=== Supplied data ===

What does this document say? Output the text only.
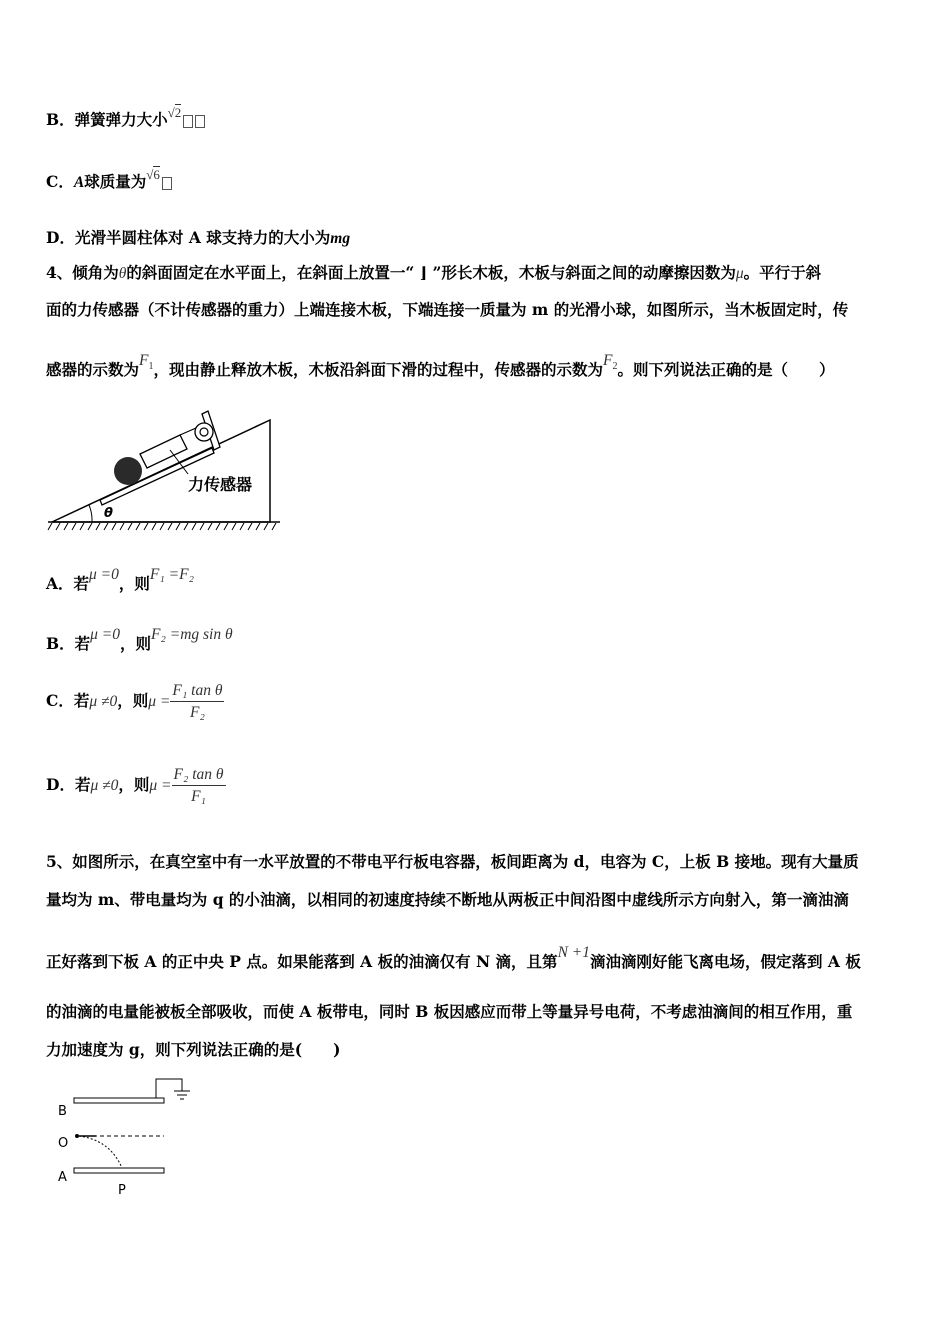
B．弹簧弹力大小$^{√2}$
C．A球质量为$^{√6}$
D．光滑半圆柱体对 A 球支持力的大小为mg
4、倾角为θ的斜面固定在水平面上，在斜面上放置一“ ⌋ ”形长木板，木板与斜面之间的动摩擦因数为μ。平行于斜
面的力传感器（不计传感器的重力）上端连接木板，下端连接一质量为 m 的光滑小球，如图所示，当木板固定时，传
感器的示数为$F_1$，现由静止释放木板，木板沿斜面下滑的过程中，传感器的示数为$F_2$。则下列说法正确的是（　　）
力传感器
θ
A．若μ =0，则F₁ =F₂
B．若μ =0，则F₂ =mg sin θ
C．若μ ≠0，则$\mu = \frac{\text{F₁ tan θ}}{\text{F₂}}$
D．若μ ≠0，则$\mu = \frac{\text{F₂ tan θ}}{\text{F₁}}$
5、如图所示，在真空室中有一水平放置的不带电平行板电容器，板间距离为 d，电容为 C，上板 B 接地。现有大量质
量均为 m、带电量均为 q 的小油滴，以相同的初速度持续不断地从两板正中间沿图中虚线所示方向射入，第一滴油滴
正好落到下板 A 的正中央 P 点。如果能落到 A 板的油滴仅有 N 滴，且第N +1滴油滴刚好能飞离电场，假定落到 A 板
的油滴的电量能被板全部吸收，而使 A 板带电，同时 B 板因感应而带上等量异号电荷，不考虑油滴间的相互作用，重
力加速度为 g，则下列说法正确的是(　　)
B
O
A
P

===

**Written task**
Every record is to be reproduced exactly, with no pictures included.

**Finished exercise**
What does this document say? Output the text only.
B．弹簧弹力大小$^{√2}$
C．A球质量为$^{√6}$
D．光滑半圆柱体对 A 球支持力的大小为mg
4、倾角为θ的斜面固定在水平面上，在斜面上放置一“ ⌋ ”形长木板，木板与斜面之间的动摩擦因数为μ。平行于斜
面的力传感器（不计传感器的重力）上端连接木板，下端连接一质量为 m 的光滑小球，如图所示，当木板固定时，传
感器的示数为$F_1$，现由静止释放木板，木板沿斜面下滑的过程中，传感器的示数为$F_2$。则下列说法正确的是（　　）
力传感器
θ
A．若μ =0，则F₁ =F₂
B．若μ =0，则F₂ =mg sin θ
C．若μ ≠0，则$\mu = \frac{\text{F₁ tan θ}}{\text{F₂}}$
D．若μ ≠0，则$\mu = \frac{\text{F₂ tan θ}}{\text{F₁}}$
5、如图所示，在真空室中有一水平放置的不带电平行板电容器，板间距离为 d，电容为 C，上板 B 接地。现有大量质
量均为 m、带电量均为 q 的小油滴，以相同的初速度持续不断地从两板正中间沿图中虚线所示方向射入，第一滴油滴
正好落到下板 A 的正中央 P 点。如果能落到 A 板的油滴仅有 N 滴，且第N +1滴油滴刚好能飞离电场，假定落到 A 板
的油滴的电量能被板全部吸收，而使 A 板带电，同时 B 板因感应而带上等量异号电荷，不考虑油滴间的相互作用，重
力加速度为 g，则下列说法正确的是(　　)
B
O
A
P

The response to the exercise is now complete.